▸ Exercise prompt
Using the entries that follow, collect the lines where the word "this" appears.

▸ Dataset records
_ _ _ _ _ _ _
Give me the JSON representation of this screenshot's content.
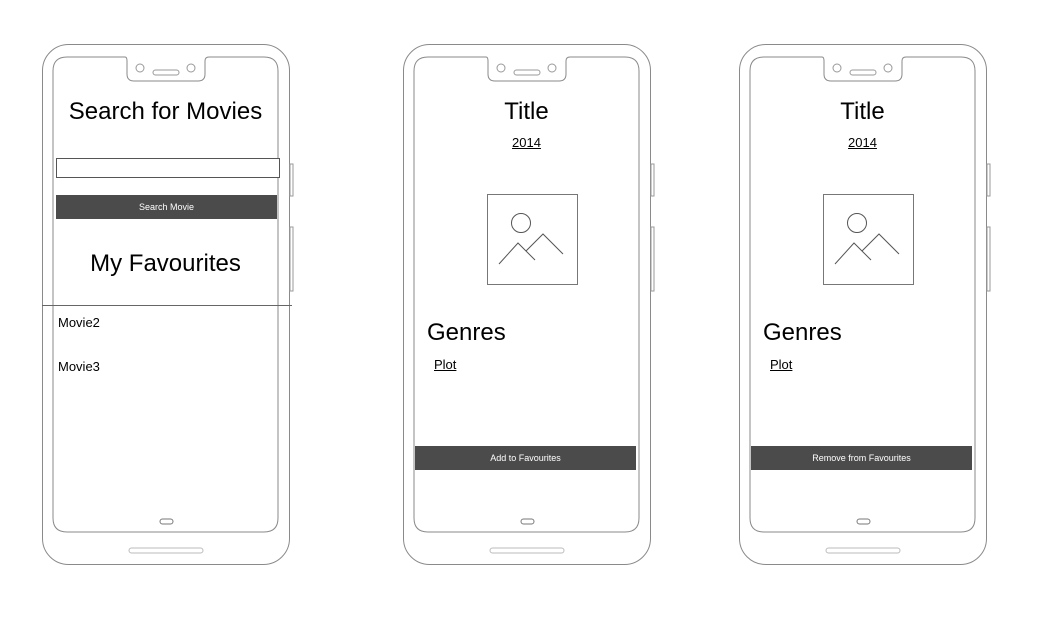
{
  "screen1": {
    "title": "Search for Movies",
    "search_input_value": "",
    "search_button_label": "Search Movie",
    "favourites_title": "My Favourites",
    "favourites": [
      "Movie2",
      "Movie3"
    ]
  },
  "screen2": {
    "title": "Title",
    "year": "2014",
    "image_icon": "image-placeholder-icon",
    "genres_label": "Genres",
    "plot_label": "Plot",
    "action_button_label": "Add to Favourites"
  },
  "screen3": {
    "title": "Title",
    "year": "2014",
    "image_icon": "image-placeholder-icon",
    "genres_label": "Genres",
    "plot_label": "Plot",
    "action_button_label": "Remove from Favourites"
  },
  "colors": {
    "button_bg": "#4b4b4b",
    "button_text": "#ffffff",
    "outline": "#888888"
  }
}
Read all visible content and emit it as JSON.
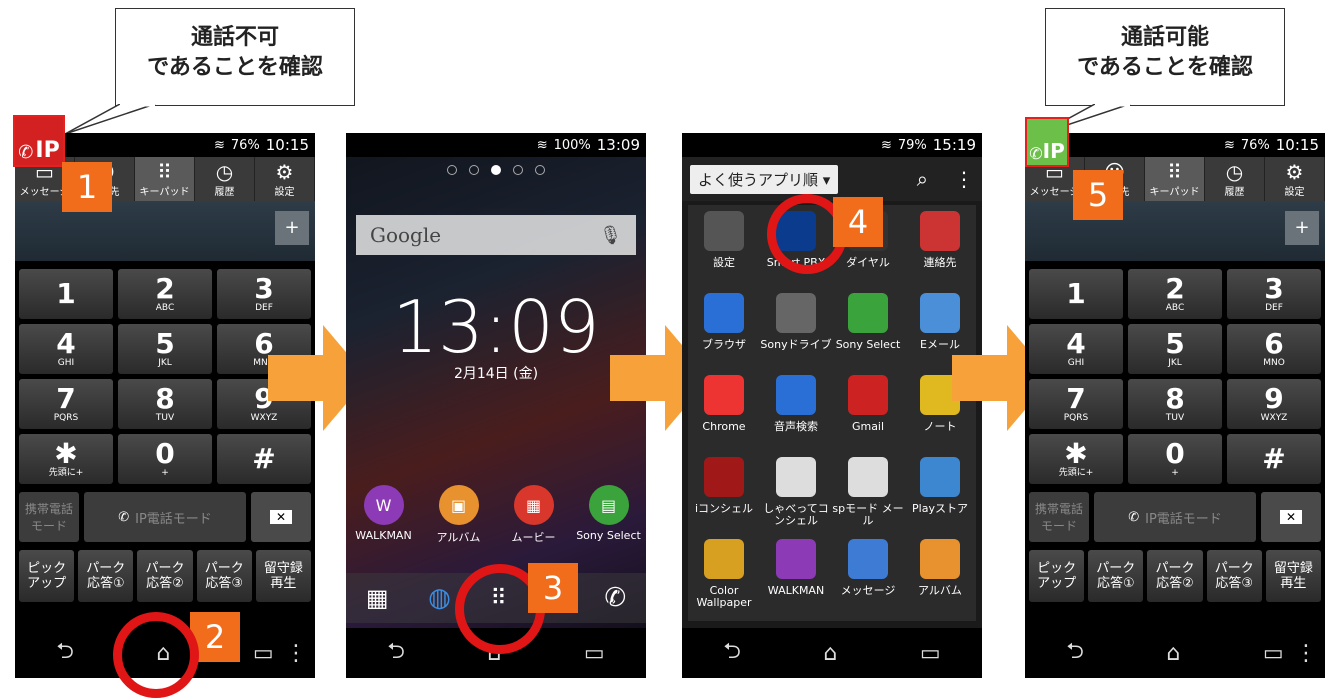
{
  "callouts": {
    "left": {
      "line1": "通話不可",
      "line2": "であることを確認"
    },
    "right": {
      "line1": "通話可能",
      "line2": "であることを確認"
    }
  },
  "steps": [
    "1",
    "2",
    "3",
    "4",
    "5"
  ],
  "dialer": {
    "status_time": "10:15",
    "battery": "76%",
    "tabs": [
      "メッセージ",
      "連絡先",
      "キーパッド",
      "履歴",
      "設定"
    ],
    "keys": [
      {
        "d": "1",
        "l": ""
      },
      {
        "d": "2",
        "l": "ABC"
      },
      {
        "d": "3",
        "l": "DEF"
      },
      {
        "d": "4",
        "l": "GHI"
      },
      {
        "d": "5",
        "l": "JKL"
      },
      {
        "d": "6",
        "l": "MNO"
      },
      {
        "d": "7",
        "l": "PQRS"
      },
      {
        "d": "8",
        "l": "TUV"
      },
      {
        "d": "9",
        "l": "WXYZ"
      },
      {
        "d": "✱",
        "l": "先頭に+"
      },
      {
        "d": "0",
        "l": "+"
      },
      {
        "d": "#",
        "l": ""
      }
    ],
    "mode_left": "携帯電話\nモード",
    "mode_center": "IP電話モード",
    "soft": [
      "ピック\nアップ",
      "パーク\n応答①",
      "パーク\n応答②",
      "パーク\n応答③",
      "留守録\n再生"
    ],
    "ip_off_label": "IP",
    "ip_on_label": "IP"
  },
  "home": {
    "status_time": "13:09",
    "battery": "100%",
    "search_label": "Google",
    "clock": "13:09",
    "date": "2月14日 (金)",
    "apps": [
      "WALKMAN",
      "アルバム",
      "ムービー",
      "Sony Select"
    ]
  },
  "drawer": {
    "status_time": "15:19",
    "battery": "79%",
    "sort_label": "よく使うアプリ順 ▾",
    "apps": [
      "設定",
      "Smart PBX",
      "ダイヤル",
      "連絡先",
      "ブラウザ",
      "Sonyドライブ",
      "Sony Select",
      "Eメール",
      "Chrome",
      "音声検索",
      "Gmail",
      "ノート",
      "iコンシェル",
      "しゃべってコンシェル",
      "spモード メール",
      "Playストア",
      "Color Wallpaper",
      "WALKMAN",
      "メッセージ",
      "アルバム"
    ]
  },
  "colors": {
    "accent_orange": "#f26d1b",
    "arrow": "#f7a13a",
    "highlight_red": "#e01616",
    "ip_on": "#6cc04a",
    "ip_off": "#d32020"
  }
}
_ _ _ _ _ _ _
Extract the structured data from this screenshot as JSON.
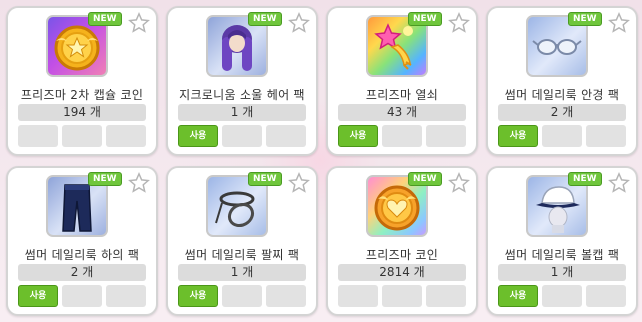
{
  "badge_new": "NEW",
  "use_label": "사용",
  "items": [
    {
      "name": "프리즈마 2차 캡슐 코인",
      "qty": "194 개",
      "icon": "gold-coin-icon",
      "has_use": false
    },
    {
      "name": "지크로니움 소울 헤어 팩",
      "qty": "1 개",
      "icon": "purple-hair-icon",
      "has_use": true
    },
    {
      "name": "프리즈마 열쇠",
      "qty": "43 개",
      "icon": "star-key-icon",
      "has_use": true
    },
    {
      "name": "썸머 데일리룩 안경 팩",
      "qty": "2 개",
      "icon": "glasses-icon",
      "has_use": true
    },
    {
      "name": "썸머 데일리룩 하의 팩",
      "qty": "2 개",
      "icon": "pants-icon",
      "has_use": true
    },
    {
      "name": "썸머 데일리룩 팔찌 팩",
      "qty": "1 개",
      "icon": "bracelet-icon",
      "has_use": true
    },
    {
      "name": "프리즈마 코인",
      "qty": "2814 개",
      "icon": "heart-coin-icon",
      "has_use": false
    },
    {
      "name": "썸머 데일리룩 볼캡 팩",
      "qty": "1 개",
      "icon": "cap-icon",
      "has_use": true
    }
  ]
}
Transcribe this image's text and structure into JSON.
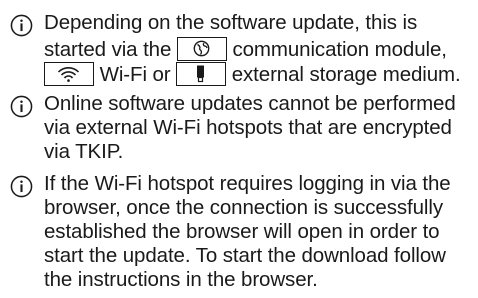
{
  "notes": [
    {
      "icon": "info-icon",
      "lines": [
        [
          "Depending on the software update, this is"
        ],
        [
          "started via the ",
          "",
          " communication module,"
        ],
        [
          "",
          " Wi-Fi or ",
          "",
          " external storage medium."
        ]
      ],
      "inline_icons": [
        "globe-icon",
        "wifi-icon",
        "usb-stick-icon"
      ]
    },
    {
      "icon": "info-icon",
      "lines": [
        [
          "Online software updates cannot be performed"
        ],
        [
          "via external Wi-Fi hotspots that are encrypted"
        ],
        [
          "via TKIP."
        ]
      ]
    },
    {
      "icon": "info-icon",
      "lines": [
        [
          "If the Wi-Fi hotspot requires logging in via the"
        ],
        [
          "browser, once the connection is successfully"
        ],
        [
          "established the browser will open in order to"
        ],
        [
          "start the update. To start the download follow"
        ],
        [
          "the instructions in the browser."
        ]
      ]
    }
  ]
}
_ _ _ _ _ _ _
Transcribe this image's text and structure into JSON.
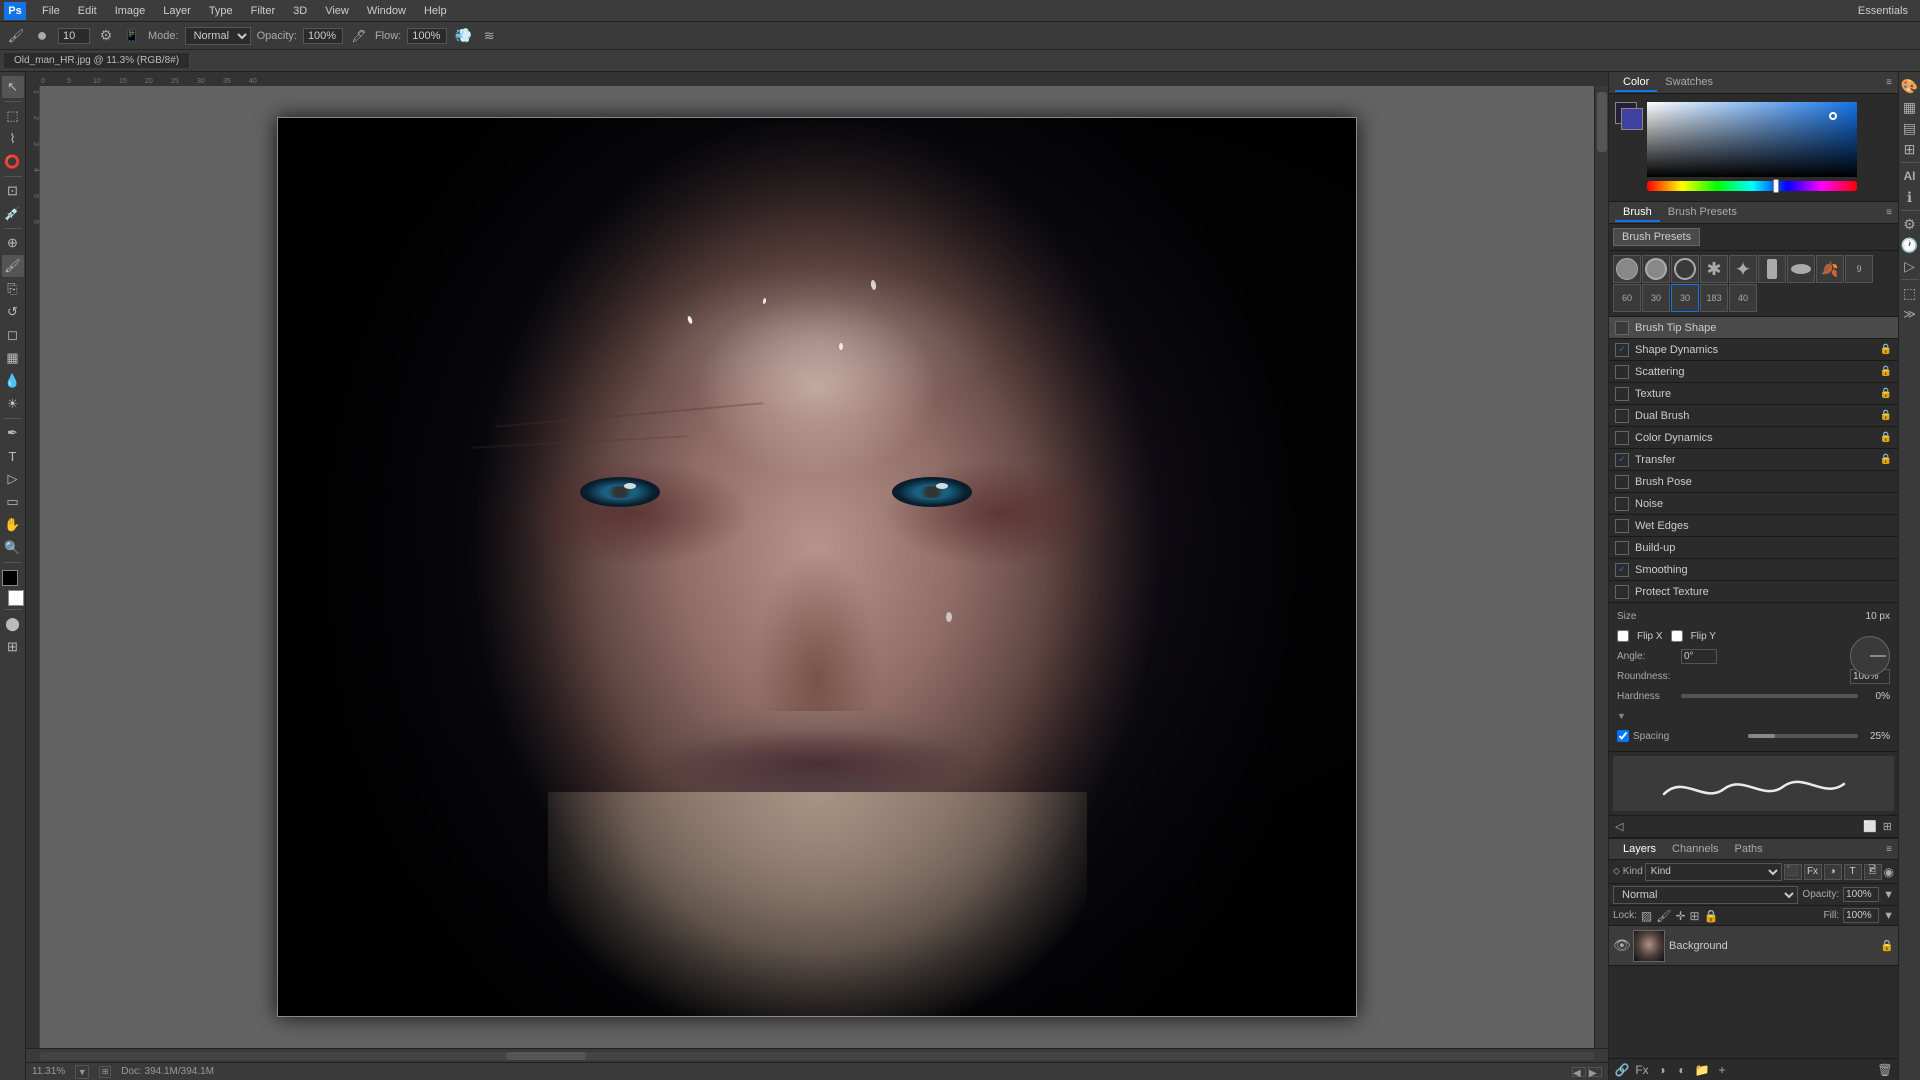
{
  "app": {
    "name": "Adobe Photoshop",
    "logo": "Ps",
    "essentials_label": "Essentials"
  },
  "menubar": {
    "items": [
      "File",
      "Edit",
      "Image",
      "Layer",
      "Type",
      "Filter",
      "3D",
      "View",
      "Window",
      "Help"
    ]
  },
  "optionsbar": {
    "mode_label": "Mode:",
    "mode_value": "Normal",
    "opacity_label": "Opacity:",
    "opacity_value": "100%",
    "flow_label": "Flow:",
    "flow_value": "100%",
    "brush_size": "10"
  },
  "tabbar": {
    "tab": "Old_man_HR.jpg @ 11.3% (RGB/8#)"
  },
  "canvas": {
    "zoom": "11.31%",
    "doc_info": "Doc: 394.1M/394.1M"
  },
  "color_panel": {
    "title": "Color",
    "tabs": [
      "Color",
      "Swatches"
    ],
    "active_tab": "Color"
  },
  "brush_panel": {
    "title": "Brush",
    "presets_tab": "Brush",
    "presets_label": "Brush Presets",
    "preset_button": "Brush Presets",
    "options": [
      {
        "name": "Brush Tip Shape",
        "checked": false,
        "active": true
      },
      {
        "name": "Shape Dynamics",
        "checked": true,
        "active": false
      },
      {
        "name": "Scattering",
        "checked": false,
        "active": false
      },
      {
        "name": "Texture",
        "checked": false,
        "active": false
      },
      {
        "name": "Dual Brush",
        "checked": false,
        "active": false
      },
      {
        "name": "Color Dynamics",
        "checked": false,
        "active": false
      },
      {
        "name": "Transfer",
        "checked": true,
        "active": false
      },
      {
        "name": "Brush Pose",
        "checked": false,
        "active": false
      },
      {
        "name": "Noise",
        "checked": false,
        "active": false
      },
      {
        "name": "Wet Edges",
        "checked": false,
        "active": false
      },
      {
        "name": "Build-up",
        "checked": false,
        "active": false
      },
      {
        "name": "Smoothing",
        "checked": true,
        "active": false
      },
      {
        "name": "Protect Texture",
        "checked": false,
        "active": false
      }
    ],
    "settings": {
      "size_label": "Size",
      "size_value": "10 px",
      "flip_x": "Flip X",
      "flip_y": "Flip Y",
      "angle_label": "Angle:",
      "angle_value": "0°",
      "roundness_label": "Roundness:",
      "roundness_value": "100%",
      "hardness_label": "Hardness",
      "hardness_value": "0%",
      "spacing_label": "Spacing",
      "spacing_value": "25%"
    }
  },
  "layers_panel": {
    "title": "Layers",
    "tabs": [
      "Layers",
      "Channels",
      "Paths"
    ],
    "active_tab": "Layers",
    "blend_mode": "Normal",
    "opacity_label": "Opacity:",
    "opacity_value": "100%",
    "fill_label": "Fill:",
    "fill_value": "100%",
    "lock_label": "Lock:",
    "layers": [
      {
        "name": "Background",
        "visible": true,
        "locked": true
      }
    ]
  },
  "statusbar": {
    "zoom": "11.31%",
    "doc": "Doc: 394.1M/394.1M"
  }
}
_ _ _ _ _ _ _
▸ Written solution
Give me the JSON representation of this screenshot's content.
Extract the structured data from this screenshot as JSON.
Transcribe this image's text and structure into JSON.
          "Depending on the software update, this is"
Transcribe this image's text and structure into JSON.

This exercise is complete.